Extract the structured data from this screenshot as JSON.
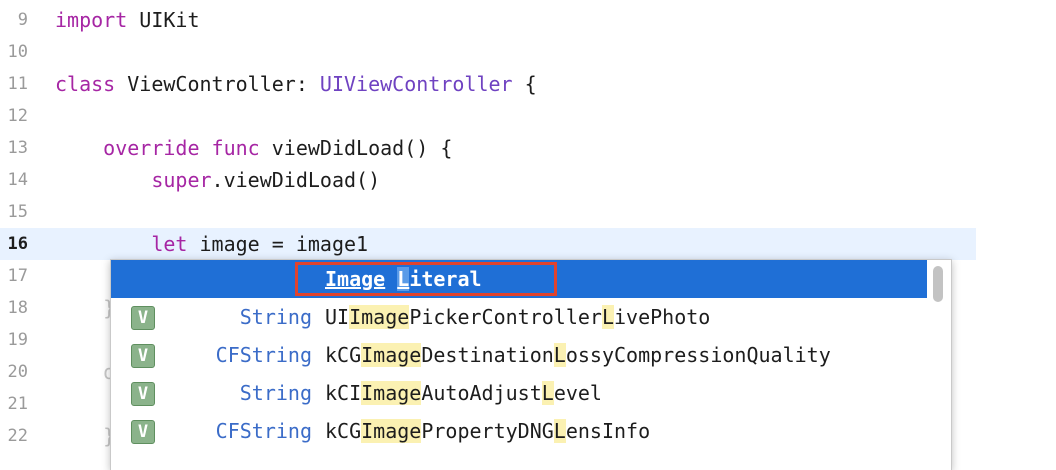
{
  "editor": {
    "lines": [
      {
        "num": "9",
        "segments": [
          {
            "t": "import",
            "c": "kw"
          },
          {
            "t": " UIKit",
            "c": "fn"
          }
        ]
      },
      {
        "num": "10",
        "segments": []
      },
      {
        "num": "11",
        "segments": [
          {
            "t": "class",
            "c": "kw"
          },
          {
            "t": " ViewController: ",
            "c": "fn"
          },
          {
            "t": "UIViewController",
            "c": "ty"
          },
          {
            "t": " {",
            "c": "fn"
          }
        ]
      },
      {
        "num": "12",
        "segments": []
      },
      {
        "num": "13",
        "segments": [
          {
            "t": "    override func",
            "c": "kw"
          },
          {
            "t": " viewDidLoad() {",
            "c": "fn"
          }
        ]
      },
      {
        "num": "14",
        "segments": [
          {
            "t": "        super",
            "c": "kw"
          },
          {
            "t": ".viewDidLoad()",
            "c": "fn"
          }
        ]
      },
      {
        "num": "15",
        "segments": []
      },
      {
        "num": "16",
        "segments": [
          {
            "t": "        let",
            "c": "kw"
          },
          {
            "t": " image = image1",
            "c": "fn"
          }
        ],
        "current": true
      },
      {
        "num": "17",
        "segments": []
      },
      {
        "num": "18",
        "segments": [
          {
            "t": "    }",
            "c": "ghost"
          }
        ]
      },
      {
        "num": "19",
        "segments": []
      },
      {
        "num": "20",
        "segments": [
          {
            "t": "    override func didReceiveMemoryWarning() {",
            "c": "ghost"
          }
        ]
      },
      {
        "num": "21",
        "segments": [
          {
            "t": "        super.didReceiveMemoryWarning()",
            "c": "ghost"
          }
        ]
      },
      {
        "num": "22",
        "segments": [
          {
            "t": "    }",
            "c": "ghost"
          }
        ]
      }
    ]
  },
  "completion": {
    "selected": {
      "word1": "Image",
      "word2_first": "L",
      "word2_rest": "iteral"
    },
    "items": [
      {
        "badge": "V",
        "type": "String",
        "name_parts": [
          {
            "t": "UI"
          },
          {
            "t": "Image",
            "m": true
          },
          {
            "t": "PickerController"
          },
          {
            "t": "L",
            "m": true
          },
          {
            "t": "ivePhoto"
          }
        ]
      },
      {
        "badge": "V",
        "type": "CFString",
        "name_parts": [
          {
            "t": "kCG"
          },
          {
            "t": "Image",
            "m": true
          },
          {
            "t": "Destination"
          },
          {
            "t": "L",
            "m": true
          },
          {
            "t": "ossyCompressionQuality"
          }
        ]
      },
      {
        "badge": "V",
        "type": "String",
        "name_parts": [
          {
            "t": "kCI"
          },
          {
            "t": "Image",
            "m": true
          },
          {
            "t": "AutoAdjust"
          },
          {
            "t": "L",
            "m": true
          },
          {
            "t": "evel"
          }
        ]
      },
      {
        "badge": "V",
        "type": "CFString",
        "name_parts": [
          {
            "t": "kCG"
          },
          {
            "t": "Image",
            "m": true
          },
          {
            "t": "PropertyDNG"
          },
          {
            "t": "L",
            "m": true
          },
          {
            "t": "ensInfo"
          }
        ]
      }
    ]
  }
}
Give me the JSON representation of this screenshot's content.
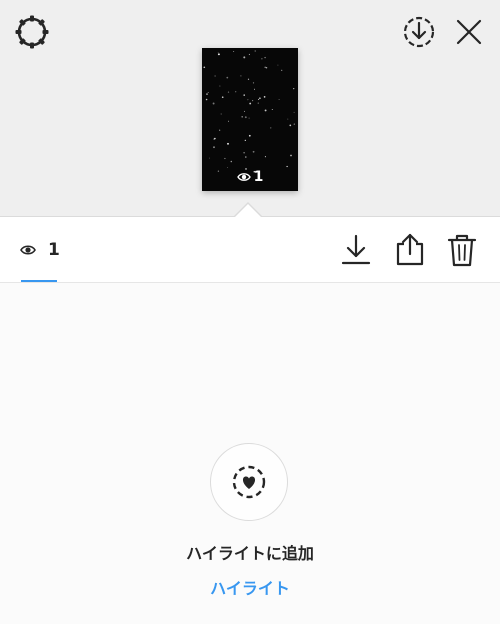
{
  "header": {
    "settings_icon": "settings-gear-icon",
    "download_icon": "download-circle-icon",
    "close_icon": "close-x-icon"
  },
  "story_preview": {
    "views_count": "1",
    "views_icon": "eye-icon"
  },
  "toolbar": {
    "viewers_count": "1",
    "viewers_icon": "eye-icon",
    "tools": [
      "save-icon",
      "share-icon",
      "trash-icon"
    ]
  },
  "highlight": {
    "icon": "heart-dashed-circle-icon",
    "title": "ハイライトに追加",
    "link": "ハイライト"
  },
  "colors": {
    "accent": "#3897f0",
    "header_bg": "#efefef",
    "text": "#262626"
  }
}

--------------------------------

■ TASK BRIEF: Output each line exactly; omit every picture.

■ RESPONSE TO THE EXERCISE:
Extract the structured data from this screenshot as JSON.
{
  "editor": {
    "lines": [
      {
        "num": "9",
        "segments": [
          {
            "t": "import",
            "c": "kw"
          },
          {
            "t": " UIKit",
            "c": "fn"
          }
        ]
      },
      {
        "num": "10",
        "segments": []
      },
      {
        "num": "11",
        "segments": [
          {
            "t": "class",
            "c": "kw"
          },
          {
            "t": " ViewController: ",
            "c": "fn"
          },
          {
            "t": "UIViewController",
            "c": "ty"
          },
          {
            "t": " {",
            "c": "fn"
          }
        ]
      },
      {
        "num": "12",
        "segments": []
      },
      {
        "num": "13",
        "segments": [
          {
            "t": "    override func",
            "c": "kw"
          },
          {
            "t": " viewDidLoad() {",
            "c": "fn"
          }
        ]
      },
      {
        "num": "14",
        "segments": [
          {
            "t": "        super",
            "c": "kw"
          },
          {
            "t": ".viewDidLoad()",
            "c": "fn"
          }
        ]
      },
      {
        "num": "15",
        "segments": []
      },
      {
        "num": "16",
        "segments": [
          {
            "t": "        let",
            "c": "kw"
          },
          {
            "t": " image = image1",
            "c": "fn"
          }
        ],
        "current": true
      },
      {
        "num": "17",
        "segments": []
      },
      {
        "num": "18",
        "segments": [
          {
            "t": "    }",
            "c": "ghost"
          }
        ]
      },
      {
        "num": "19",
        "segments": []
      },
      {
        "num": "20",
        "segments": [
          {
            "t": "    override func didReceiveMemoryWarning() {",
            "c": "ghost"
          }
        ]
      },
      {
        "num": "21",
        "segments": [
          {
            "t": "        super.didReceiveMemoryWarning()",
            "c": "ghost"
          }
        ]
      },
      {
        "num": "22",
        "segments": [
          {
            "t": "    }",
            "c": "ghost"
          }
        ]
      }
    ]
  },
  "completion": {
    "selected": {
      "word1": "Image",
      "word2_first": "L",
      "word2_rest": "iteral"
    },
    "items": [
      {
        "badge": "V",
        "type": "String",
        "name_parts": [
          {
            "t": "UI"
          },
          {
            "t": "Image",
            "m": true
          },
          {
            "t": "PickerController"
          },
          {
            "t": "L",
            "m": true
          },
          {
            "t": "ivePhoto"
          }
        ]
      },
      {
        "badge": "V",
        "type": "CFString",
        "name_parts": [
          {
            "t": "kCG"
          },
          {
            "t": "Image",
            "m": true
          },
          {
            "t": "Destination"
          },
          {
            "t": "L",
            "m": true
          },
          {
            "t": "ossyCompressionQuality"
          }
        ]
      },
      {
        "badge": "V",
        "type": "String",
        "name_parts": [
          {
            "t": "kCI"
          },
          {
            "t": "Image",
            "m": true
          },
          {
            "t": "AutoAdjust"
          },
          {
            "t": "L",
            "m": true
          },
          {
            "t": "evel"
          }
        ]
      },
      {
        "badge": "V",
        "type": "CFString",
        "name_parts": [
          {
            "t": "kCG"
          },
          {
            "t": "Image",
            "m": true
          },
          {
            "t": "PropertyDNG"
          },
          {
            "t": "L",
            "m": true
          },
          {
            "t": "ensInfo"
          }
        ]
      }
    ]
  }
}
Give me the JSON representation of this screenshot's content.
{
  "header": {
    "settings_icon": "settings-gear-icon",
    "download_icon": "download-circle-icon",
    "close_icon": "close-x-icon"
  },
  "story_preview": {
    "views_count": "1",
    "views_icon": "eye-icon"
  },
  "toolbar": {
    "viewers_count": "1",
    "viewers_icon": "eye-icon",
    "tools": [
      "save-icon",
      "share-icon",
      "trash-icon"
    ]
  },
  "highlight": {
    "icon": "heart-dashed-circle-icon",
    "title": "ハイライトに追加",
    "link": "ハイライト"
  },
  "colors": {
    "accent": "#3897f0",
    "header_bg": "#efefef",
    "text": "#262626"
  }
}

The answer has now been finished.